## The records
>>>>

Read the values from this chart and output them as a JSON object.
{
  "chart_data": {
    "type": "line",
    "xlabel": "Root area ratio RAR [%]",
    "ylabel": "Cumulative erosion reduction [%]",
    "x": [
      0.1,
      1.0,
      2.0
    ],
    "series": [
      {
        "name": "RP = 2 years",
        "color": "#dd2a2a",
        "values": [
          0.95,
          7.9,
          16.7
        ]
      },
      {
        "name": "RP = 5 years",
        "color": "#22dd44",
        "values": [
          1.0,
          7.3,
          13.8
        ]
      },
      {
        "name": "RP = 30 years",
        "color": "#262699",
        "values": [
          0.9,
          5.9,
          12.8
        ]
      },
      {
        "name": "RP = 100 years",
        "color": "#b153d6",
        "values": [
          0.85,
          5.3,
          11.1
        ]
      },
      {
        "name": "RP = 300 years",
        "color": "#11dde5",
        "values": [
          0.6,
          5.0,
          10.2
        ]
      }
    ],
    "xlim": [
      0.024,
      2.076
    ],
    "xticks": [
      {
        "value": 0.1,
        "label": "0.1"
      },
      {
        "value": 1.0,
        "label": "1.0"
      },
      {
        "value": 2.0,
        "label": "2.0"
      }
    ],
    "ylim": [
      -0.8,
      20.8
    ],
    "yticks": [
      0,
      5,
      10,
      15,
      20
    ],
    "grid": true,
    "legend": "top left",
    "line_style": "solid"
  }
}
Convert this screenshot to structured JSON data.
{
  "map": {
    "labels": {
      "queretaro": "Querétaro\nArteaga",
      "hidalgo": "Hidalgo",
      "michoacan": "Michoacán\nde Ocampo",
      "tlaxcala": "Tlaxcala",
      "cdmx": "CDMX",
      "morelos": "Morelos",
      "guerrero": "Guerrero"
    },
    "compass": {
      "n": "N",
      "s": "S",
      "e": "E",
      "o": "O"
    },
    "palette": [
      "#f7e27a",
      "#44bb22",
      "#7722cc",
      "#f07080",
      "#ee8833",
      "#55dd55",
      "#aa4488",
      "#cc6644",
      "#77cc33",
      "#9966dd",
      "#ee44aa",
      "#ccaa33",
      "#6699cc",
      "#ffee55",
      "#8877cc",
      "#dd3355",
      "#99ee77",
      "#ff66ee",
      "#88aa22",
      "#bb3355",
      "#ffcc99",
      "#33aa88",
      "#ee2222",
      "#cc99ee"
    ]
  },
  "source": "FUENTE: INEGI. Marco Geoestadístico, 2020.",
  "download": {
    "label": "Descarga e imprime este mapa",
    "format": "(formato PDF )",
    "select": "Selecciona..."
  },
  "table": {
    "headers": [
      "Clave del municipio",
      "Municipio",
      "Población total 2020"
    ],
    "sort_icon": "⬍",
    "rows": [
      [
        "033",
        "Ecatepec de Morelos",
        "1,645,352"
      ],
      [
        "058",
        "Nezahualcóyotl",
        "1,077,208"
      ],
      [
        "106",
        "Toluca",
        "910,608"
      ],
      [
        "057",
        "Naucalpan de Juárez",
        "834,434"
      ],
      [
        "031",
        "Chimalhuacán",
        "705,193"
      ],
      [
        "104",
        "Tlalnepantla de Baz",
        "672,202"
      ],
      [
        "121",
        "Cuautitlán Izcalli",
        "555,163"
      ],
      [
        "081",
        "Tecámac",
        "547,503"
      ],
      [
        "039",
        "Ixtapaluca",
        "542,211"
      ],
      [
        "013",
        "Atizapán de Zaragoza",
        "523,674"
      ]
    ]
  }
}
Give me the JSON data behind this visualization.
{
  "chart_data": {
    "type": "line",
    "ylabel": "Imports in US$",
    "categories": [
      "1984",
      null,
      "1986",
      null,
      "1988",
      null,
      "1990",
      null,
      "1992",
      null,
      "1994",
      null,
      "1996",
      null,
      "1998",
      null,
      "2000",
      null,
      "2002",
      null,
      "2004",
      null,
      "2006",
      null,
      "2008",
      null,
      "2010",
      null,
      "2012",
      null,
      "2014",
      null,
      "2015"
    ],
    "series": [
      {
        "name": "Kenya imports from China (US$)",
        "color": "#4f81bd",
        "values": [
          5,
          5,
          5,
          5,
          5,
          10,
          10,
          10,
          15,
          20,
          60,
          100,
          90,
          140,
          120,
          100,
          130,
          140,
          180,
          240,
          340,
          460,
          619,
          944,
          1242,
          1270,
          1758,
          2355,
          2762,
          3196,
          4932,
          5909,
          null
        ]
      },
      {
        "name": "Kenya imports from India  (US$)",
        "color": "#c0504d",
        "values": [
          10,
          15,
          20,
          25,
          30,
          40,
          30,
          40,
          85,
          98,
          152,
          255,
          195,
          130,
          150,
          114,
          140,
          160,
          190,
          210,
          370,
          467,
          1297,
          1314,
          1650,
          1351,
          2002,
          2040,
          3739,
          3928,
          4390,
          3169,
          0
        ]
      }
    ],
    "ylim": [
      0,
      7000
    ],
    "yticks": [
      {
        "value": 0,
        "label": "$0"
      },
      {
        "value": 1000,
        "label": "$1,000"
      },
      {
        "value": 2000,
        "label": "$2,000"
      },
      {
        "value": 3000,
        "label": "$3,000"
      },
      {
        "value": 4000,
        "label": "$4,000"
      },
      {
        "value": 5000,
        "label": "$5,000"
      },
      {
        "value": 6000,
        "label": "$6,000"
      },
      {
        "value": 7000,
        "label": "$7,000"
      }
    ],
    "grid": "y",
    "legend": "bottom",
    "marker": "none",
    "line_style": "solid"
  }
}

<<<<

## Stated exercise
Reproduce the entries above exactly.

## Written response
Read the values from this chart and output them as a JSON object.
{
  "chart_data": {
    "type": "line",
    "xlabel": "Root area ratio RAR [%]",
    "ylabel": "Cumulative erosion reduction [%]",
    "x": [
      0.1,
      1.0,
      2.0
    ],
    "series": [
      {
        "name": "RP = 2 years",
        "color": "#dd2a2a",
        "values": [
          0.95,
          7.9,
          16.7
        ]
      },
      {
        "name": "RP = 5 years",
        "color": "#22dd44",
        "values": [
          1.0,
          7.3,
          13.8
        ]
      },
      {
        "name": "RP = 30 years",
        "color": "#262699",
        "values": [
          0.9,
          5.9,
          12.8
        ]
      },
      {
        "name": "RP = 100 years",
        "color": "#b153d6",
        "values": [
          0.85,
          5.3,
          11.1
        ]
      },
      {
        "name": "RP = 300 years",
        "color": "#11dde5",
        "values": [
          0.6,
          5.0,
          10.2
        ]
      }
    ],
    "xlim": [
      0.024,
      2.076
    ],
    "xticks": [
      {
        "value": 0.1,
        "label": "0.1"
      },
      {
        "value": 1.0,
        "label": "1.0"
      },
      {
        "value": 2.0,
        "label": "2.0"
      }
    ],
    "ylim": [
      -0.8,
      20.8
    ],
    "yticks": [
      0,
      5,
      10,
      15,
      20
    ],
    "grid": true,
    "legend": "top left",
    "line_style": "solid"
  }
}
Convert this screenshot to structured JSON data.
{
  "map": {
    "labels": {
      "queretaro": "Querétaro\nArteaga",
      "hidalgo": "Hidalgo",
      "michoacan": "Michoacán\nde Ocampo",
      "tlaxcala": "Tlaxcala",
      "cdmx": "CDMX",
      "morelos": "Morelos",
      "guerrero": "Guerrero"
    },
    "compass": {
      "n": "N",
      "s": "S",
      "e": "E",
      "o": "O"
    },
    "palette": [
      "#f7e27a",
      "#44bb22",
      "#7722cc",
      "#f07080",
      "#ee8833",
      "#55dd55",
      "#aa4488",
      "#cc6644",
      "#77cc33",
      "#9966dd",
      "#ee44aa",
      "#ccaa33",
      "#6699cc",
      "#ffee55",
      "#8877cc",
      "#dd3355",
      "#99ee77",
      "#ff66ee",
      "#88aa22",
      "#bb3355",
      "#ffcc99",
      "#33aa88",
      "#ee2222",
      "#cc99ee"
    ]
  },
  "source": "FUENTE: INEGI. Marco Geoestadístico, 2020.",
  "download": {
    "label": "Descarga e imprime este mapa",
    "format": "(formato PDF )",
    "select": "Selecciona..."
  },
  "table": {
    "headers": [
      "Clave del municipio",
      "Municipio",
      "Población total 2020"
    ],
    "sort_icon": "⬍",
    "rows": [
      [
        "033",
        "Ecatepec de Morelos",
        "1,645,352"
      ],
      [
        "058",
        "Nezahualcóyotl",
        "1,077,208"
      ],
      [
        "106",
        "Toluca",
        "910,608"
      ],
      [
        "057",
        "Naucalpan de Juárez",
        "834,434"
      ],
      [
        "031",
        "Chimalhuacán",
        "705,193"
      ],
      [
        "104",
        "Tlalnepantla de Baz",
        "672,202"
      ],
      [
        "121",
        "Cuautitlán Izcalli",
        "555,163"
      ],
      [
        "081",
        "Tecámac",
        "547,503"
      ],
      [
        "039",
        "Ixtapaluca",
        "542,211"
      ],
      [
        "013",
        "Atizapán de Zaragoza",
        "523,674"
      ]
    ]
  }
}
Give me the JSON data behind this visualization.
{
  "chart_data": {
    "type": "line",
    "ylabel": "Imports in US$",
    "categories": [
      "1984",
      null,
      "1986",
      null,
      "1988",
      null,
      "1990",
      null,
      "1992",
      null,
      "1994",
      null,
      "1996",
      null,
      "1998",
      null,
      "2000",
      null,
      "2002",
      null,
      "2004",
      null,
      "2006",
      null,
      "2008",
      null,
      "2010",
      null,
      "2012",
      null,
      "2014",
      null,
      "2015"
    ],
    "series": [
      {
        "name": "Kenya imports from China (US$)",
        "color": "#4f81bd",
        "values": [
          5,
          5,
          5,
          5,
          5,
          10,
          10,
          10,
          15,
          20,
          60,
          100,
          90,
          140,
          120,
          100,
          130,
          140,
          180,
          240,
          340,
          460,
          619,
          944,
          1242,
          1270,
          1758,
          2355,
          2762,
          3196,
          4932,
          5909,
          null
        ]
      },
      {
        "name": "Kenya imports from India  (US$)",
        "color": "#c0504d",
        "values": [
          10,
          15,
          20,
          25,
          30,
          40,
          30,
          40,
          85,
          98,
          152,
          255,
          195,
          130,
          150,
          114,
          140,
          160,
          190,
          210,
          370,
          467,
          1297,
          1314,
          1650,
          1351,
          2002,
          2040,
          3739,
          3928,
          4390,
          3169,
          0
        ]
      }
    ],
    "ylim": [
      0,
      7000
    ],
    "yticks": [
      {
        "value": 0,
        "label": "$0"
      },
      {
        "value": 1000,
        "label": "$1,000"
      },
      {
        "value": 2000,
        "label": "$2,000"
      },
      {
        "value": 3000,
        "label": "$3,000"
      },
      {
        "value": 4000,
        "label": "$4,000"
      },
      {
        "value": 5000,
        "label": "$5,000"
      },
      {
        "value": 6000,
        "label": "$6,000"
      },
      {
        "value": 7000,
        "label": "$7,000"
      }
    ],
    "grid": "y",
    "legend": "bottom",
    "marker": "none",
    "line_style": "solid"
  }
}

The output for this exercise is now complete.